Given problem: Read through the data and report every line in which the word "devez" occurs.

╭─ Dataset

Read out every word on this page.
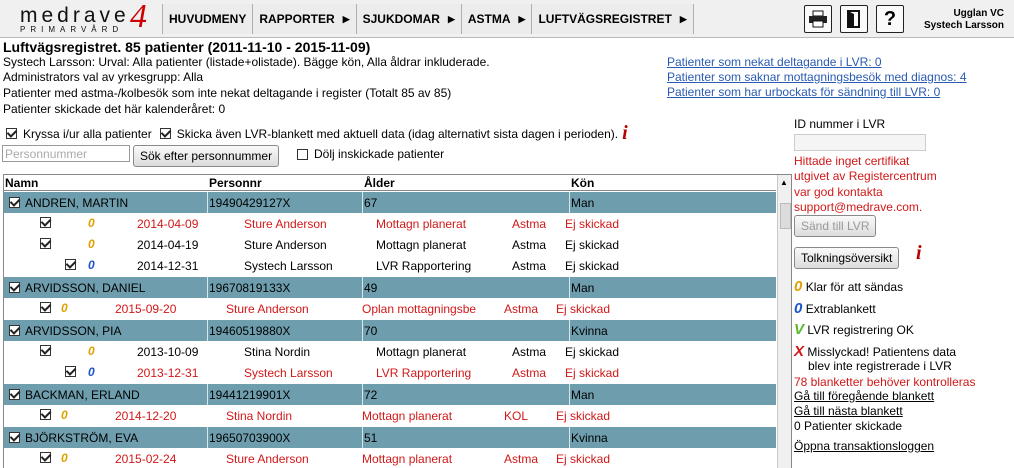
medrave
PRIMARVÅRD 4 HUVUDMENY RAPPORTER ▶ SJUKDOMAR ▶ ASTMA ▶ LUFTVÄGSREGISTRET ▶	?	Ugglan VC
Systech Larsson
Luftvägsregistret. 85 patienter (2011-11-10 - 2015-11-09)
Systech Larsson: Urval: Alla patienter (listade+olistade). Bägge kön, Alla åldrar inkluderade.
Administrators val av yrkesgrupp: Alla
Patienter med astma-/kolbesök som inte nekat deltagande i register (Totalt 85 av 85)
Patienter skickade det här kalenderåret: 0
Patienter som nekat deltagande i LVR: 0
Patienter som saknar mottagningsbesök med diagnos: 4
Patienter som har urbockats för sändning till LVR: 0
Kryssa i/ur alla patienter Skicka även LVR-blankett med aktuell data (idag alternativt sista dagen i perioden). i
Personnummer
Sök efter personnummer	Dölj inskickade patienter
Namn	Personnr	Ålder	Kön
ANDREN, MARTIN	19490429127X	67	Man
0	2014-04-09	Sture Anderson	Mottagn planerat	Astma Ej skickad
0	2014-04-19	Sture Anderson	Mottagn planerat	Astma Ej skickad
0	2014-12-31	Systech Larsson	LVR Rapportering	Astma Ej skickad
ARVIDSSON, DANIEL	19670819133X	49	Man
0	2015-09-20	Sture Anderson	Oplan mottagningsbe Astma Ej skickad
ARVIDSSON, PIA	19460519880X	70	Kvinna
0	2013-10-09	Stina Nordin	Mottagn planerat	Astma Ej skickad
0	2013-12-31	Systech Larsson	LVR Rapportering	Astma Ej skickad
BACKMAN, ERLAND	19441219901X	72	Man
0	2014-12-20	Stina Nordin	Mottagn planerat	KOL Ej skickad
BJÖRKSTRÖM, EVA	19650703900X	51	Kvinna
0	2015-02-24	Sture Anderson	Mottagn planerat	Astma Ej skickad
▲
ID nummer i LVR
Hittade inget certifikat
utgivet av Registercentrum
var god kontakta
support@medrave.com.
Sänd till LVR
Tolkningsöversikt	i
0 Klar för att sändas
0 Extrablankett
V LVR registrering OK
X Misslyckad! Patientens data
blev inte registrerade i LVR
78 blanketter behöver kontrolleras
Gå till föregående blankett
Gå till nästa blankett
0 Patienter skickade
Öppna transaktionsloggen
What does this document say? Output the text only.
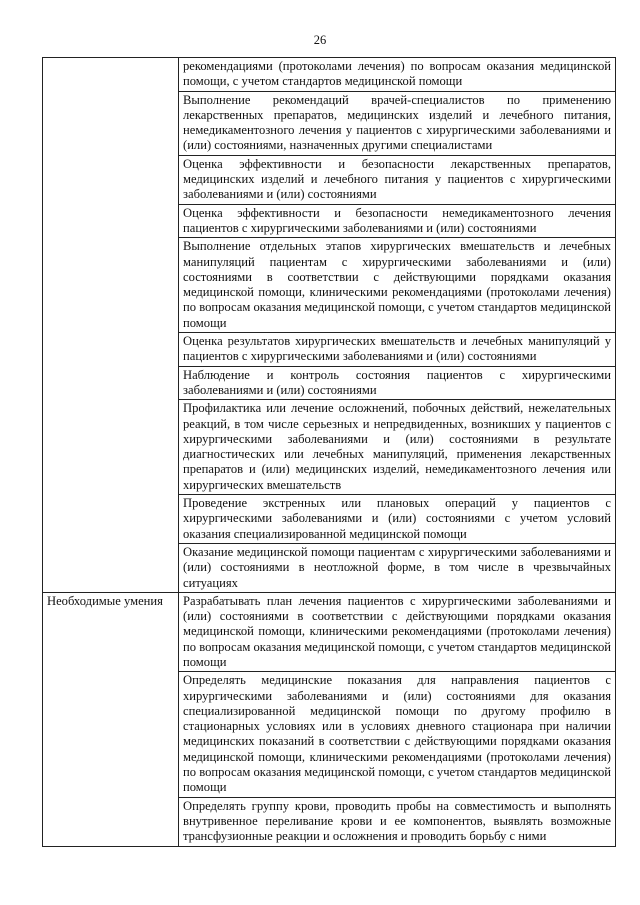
26
	рекомендациями (протоколами лечения) по вопросам оказания медицинской помощи, с учетом стандартов медицинской помощи
	Выполнение рекомендаций врачей-специалистов по применению лекарственных препаратов, медицинских изделий и лечебного питания, немедикаментозного лечения у пациентов с хирургическими заболеваниями и (или) состояниями, назначенных другими специалистами
	Оценка эффективности и безопасности лекарственных препаратов, медицинских изделий и лечебного питания у пациентов с хирургическими заболеваниями и (или) состояниями
	Оценка эффективности и безопасности немедикаментозного лечения пациентов с хирургическими заболеваниями и (или) состояниями
	Выполнение отдельных этапов хирургических вмешательств и лечебных манипуляций пациентам с хирургическими заболеваниями и (или) состояниями в соответствии с действующими порядками оказания медицинской помощи, клиническими рекомендациями (протоколами лечения) по вопросам оказания медицинской помощи, с учетом стандартов медицинской помощи
	Оценка результатов хирургических вмешательств и лечебных манипуляций у пациентов с хирургическими заболеваниями и (или) состояниями
	Наблюдение и контроль состояния пациентов с хирургическими заболеваниями и (или) состояниями
	Профилактика или лечение осложнений, побочных действий, нежелательных реакций, в том числе серьезных и непредвиденных, возникших у пациентов с хирургическими заболеваниями и (или) состояниями в результате диагностических или лечебных манипуляций, применения лекарственных препаратов и (или) медицинских изделий, немедикаментозного лечения или хирургических вмешательств
	Проведение экстренных или плановых операций у пациентов с хирургическими заболеваниями и (или) состояниями с учетом условий оказания специализированной медицинской помощи
	Оказание медицинской помощи пациентам с хирургическими заболеваниями и (или) состояниями в неотложной форме, в том числе в чрезвычайных ситуациях
Необходимые умения	Разрабатывать план лечения пациентов с хирургическими заболеваниями и (или) состояниями в соответствии с действующими порядками оказания медицинской помощи, клиническими рекомендациями (протоколами лечения) по вопросам оказания медицинской помощи, с учетом стандартов медицинской помощи
	Определять медицинские показания для направления пациентов с хирургическими заболеваниями и (или) состояниями для оказания специализированной медицинской помощи по другому профилю в стационарных условиях или в условиях дневного стационара при наличии медицинских показаний в соответствии с действующими порядками оказания медицинской помощи, клиническими рекомендациями (протоколами лечения) по вопросам оказания медицинской помощи, с учетом стандартов медицинской помощи
	Определять группу крови, проводить пробы на совместимость и выполнять внутривенное переливание крови и ее компонентов, выявлять возможные трансфузионные реакции и осложнения и проводить борьбу с ними
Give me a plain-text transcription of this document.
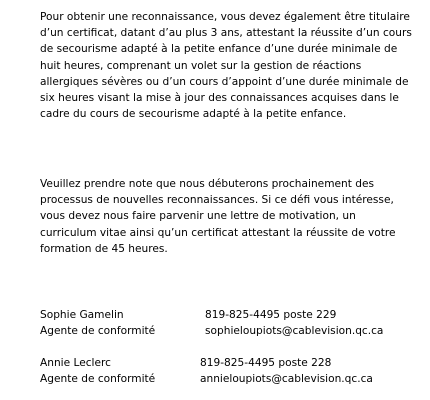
Pour obtenir une reconnaissance, vous devez également être titulaire d’un certificat, datant d’au plus 3 ans, attestant la réussite d’un cours de secourisme adapté à la petite enfance d’une durée minimale de huit heures, comprenant un volet sur la gestion de réactions allergiques sévères ou d’un cours d’appoint d’une durée minimale de six heures visant la mise à jour des connaissances acquises dans le cadre du cours de secourisme adapté à la petite enfance.

Veuillez prendre note que nous débuterons prochainement des processus de nouvelles reconnaissances. Si ce défi vous intéresse, vous devez nous faire parvenir une lettre de motivation, un curriculum vitae ainsi qu’un certificat attestant la réussite de votre formation de 45 heures.

Sophie Gamelin
Agente de conformité
819-825-4495 poste 229
sophieloupiots@cablevision.qc.ca
Annie Leclerc
Agente de conformité
819-825-4495 poste 228
annieloupiots@cablevision.qc.ca
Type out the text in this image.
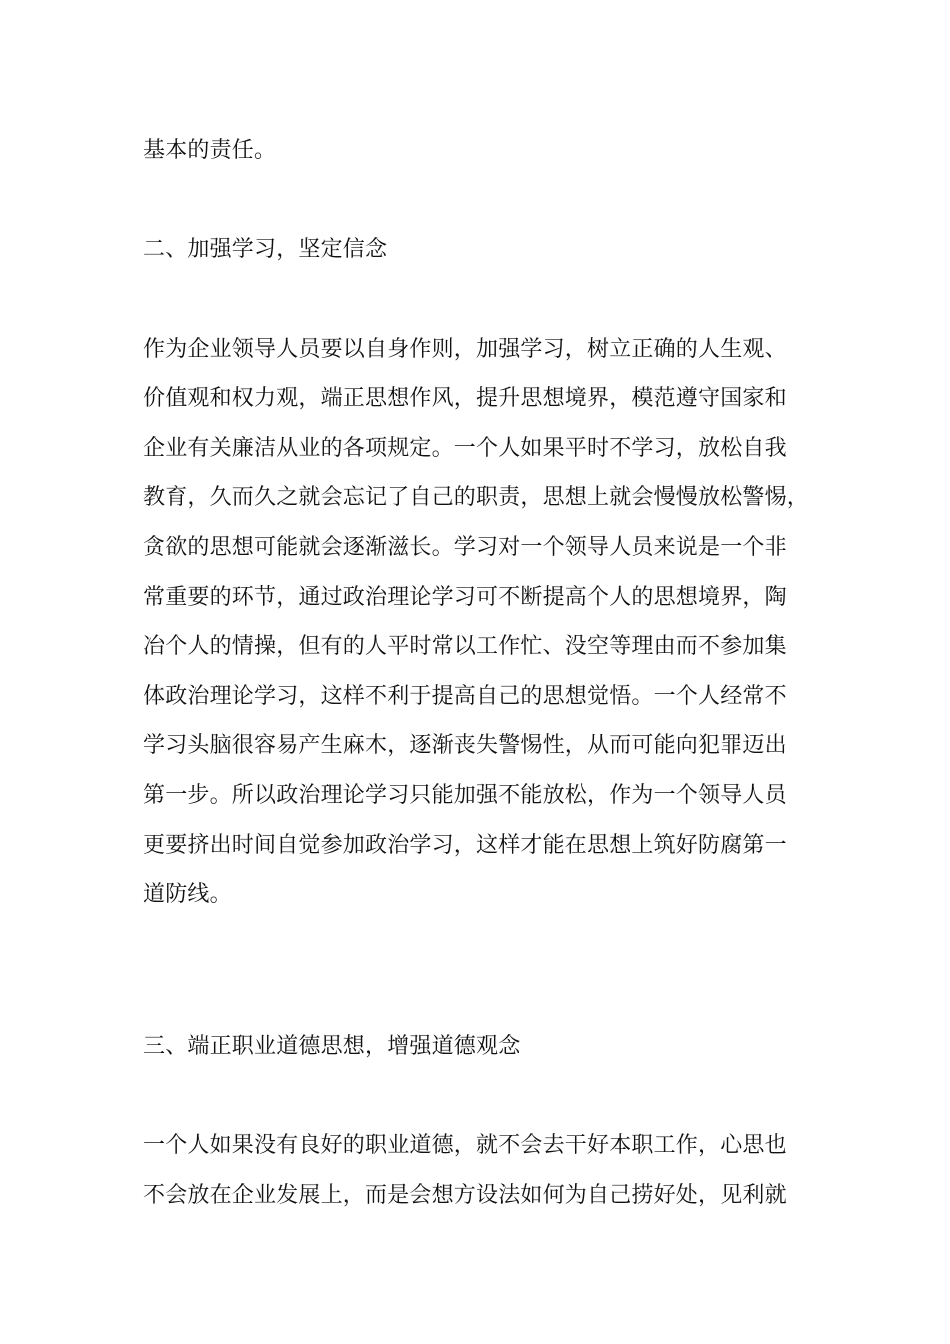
基本的责任。
二、加强学习，坚定信念
作为企业领导人员要以自身作则，加强学习，树立正确的人生观、
价值观和权力观，端正思想作风，提升思想境界，模范遵守国家和
企业有关廉洁从业的各项规定。一个人如果平时不学习，放松自我
教育，久而久之就会忘记了自己的职责，思想上就会慢慢放松警惕，
贪欲的思想可能就会逐渐滋长。学习对一个领导人员来说是一个非
常重要的环节，通过政治理论学习可不断提高个人的思想境界，陶
冶个人的情操，但有的人平时常以工作忙、没空等理由而不参加集
体政治理论学习，这样不利于提高自己的思想觉悟。一个人经常不
学习头脑很容易产生麻木，逐渐丧失警惕性，从而可能向犯罪迈出
第一步。所以政治理论学习只能加强不能放松，作为一个领导人员
更要挤出时间自觉参加政治学习，这样才能在思想上筑好防腐第一
道防线。
三、端正职业道德思想，增强道德观念
一个人如果没有良好的职业道德，就不会去干好本职工作，心思也
不会放在企业发展上，而是会想方设法如何为自己捞好处，见利就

╰─

Correct response:
Pour obtenir une reconnaissance, vous devez également être titulaire d’un certificat, datant d’au plus 3 ans, attestant la réussite d’un cours de secourisme adapté à la petite enfance d’une durée minimale de huit heures, comprenant un volet sur la gestion de réactions allergiques sévères ou d’un cours d’appoint d’une durée minimale de six heures visant la mise à jour des connaissances acquises dans le cadre du cours de secourisme adapté à la petite enfance.
Veuillez prendre note que nous débuterons prochainement des processus de nouvelles reconnaissances. Si ce défi vous intéresse, vous devez nous faire parvenir une lettre de motivation, un curriculum vitae ainsi qu’un certificat attestant la réussite de votre formation de 45 heures.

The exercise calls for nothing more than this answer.